> [Given problem]: Reproduce without alteration the portion of the material that begins with its first line and ends with the line containing "logo-text: DATA DELEN", including both of those lines.

>>>

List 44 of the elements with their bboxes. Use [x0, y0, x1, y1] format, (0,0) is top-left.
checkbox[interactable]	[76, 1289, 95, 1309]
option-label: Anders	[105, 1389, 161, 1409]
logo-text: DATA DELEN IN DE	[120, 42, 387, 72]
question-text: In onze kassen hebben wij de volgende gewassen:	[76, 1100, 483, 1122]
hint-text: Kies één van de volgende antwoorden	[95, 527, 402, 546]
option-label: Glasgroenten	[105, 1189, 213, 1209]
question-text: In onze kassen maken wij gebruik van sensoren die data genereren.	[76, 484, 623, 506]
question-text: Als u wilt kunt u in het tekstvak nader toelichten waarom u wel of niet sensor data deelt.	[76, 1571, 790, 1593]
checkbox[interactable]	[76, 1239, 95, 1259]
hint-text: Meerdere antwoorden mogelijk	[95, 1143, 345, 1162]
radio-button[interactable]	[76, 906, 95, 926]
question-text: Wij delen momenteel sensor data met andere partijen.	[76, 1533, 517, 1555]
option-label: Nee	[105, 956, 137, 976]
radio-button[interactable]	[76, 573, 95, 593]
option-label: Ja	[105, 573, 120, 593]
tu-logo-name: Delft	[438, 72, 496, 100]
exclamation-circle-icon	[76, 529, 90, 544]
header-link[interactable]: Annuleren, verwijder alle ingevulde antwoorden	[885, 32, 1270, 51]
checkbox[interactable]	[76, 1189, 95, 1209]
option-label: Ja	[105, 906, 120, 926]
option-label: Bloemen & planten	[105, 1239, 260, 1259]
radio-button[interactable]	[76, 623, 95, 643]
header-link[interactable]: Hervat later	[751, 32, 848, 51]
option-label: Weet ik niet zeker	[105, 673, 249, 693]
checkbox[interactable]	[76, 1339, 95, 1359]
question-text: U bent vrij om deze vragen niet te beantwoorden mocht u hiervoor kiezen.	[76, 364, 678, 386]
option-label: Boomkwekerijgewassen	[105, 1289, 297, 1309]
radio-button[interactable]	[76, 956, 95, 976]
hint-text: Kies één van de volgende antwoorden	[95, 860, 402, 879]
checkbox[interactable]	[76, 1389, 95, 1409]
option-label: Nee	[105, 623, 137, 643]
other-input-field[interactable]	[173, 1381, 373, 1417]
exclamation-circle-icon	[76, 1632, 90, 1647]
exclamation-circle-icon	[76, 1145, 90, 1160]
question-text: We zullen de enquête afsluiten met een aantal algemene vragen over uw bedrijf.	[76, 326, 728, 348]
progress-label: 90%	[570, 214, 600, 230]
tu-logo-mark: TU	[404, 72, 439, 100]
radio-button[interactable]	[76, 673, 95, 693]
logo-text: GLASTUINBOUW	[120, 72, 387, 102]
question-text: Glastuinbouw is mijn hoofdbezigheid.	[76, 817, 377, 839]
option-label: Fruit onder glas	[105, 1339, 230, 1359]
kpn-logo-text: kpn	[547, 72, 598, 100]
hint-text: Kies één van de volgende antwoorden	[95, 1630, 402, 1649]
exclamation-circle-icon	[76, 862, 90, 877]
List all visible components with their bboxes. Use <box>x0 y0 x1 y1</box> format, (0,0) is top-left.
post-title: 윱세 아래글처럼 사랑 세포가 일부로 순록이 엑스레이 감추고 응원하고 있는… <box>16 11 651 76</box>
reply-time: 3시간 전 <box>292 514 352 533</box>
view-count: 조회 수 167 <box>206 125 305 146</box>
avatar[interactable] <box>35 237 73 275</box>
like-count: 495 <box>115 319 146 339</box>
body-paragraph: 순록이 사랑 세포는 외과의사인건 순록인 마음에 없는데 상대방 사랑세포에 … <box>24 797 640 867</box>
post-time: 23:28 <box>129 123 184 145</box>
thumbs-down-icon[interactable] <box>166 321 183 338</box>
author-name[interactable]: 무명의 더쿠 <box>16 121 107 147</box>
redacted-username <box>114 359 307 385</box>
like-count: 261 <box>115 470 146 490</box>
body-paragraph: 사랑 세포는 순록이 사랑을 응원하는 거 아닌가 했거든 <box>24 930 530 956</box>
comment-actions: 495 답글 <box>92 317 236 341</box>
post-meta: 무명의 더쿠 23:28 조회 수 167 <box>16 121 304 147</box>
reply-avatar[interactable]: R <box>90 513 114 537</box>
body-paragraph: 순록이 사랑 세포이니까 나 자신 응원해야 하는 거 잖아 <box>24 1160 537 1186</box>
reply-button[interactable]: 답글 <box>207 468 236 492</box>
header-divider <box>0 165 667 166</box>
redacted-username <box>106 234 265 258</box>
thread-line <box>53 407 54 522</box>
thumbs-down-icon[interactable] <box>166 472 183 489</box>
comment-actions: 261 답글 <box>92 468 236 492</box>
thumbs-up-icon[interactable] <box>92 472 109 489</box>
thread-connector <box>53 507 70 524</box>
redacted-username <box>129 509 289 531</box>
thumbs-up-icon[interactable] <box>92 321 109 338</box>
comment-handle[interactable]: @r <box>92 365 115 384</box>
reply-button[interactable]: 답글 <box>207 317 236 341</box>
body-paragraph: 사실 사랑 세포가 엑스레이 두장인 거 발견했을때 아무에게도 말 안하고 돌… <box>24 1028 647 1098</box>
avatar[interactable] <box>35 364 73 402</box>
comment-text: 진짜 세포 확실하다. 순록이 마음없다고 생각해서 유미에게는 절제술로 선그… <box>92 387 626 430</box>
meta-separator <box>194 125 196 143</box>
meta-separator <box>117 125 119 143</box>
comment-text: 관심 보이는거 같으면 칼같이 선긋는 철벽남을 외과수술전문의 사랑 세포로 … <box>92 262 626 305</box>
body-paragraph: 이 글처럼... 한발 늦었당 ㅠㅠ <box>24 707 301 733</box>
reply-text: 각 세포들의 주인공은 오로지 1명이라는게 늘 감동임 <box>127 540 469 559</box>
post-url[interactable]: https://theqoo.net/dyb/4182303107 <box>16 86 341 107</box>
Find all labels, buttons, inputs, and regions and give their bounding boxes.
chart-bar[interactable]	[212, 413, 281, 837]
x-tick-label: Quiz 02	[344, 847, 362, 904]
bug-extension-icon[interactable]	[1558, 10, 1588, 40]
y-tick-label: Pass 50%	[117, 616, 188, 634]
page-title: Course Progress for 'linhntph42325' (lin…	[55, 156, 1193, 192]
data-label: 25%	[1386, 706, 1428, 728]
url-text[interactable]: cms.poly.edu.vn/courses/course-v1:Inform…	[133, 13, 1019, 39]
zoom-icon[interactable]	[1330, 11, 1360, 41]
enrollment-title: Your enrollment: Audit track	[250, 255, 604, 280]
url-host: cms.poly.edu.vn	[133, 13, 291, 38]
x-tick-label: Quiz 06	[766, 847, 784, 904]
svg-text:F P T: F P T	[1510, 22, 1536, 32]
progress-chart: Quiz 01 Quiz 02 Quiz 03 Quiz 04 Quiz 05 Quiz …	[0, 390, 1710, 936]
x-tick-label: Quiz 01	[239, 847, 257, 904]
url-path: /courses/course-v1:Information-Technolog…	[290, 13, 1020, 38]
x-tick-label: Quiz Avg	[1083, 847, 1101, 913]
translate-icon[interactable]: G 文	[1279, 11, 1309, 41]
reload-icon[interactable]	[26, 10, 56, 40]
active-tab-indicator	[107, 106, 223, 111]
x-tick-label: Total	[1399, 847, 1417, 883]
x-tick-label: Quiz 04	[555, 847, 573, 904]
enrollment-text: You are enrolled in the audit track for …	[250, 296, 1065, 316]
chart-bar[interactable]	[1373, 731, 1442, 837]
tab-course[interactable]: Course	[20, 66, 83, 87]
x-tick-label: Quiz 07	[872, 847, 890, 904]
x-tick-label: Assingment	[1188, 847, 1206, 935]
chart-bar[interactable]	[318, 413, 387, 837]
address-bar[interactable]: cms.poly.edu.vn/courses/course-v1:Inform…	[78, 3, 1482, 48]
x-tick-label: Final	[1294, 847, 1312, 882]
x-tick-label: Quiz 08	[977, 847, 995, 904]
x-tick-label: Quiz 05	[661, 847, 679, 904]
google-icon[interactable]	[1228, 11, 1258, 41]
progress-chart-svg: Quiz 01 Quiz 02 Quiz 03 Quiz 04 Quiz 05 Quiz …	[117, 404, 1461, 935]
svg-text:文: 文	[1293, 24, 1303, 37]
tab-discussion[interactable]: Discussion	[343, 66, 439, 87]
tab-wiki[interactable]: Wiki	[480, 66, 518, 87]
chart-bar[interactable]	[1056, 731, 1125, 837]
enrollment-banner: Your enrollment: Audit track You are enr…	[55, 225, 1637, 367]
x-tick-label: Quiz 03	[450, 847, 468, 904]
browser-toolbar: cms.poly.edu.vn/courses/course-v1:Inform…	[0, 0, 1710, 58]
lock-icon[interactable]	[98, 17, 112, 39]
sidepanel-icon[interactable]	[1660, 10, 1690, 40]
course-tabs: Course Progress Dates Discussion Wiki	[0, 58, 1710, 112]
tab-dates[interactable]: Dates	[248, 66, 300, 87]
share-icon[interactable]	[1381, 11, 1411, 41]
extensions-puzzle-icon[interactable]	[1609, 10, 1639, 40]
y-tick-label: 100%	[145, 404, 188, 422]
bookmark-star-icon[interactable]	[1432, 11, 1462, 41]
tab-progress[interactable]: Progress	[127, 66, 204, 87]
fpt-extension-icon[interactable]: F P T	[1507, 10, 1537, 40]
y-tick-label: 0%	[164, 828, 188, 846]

<<<

> [Output]:
List 44 of the elements with their bboxes. Use [x0, y0, x1, y1] format, (0,0) is top-left.
checkbox[interactable]	[76, 1289, 95, 1309]
option-label: Anders	[105, 1389, 161, 1409]
logo-text: DATA DELEN IN DE	[120, 42, 387, 72]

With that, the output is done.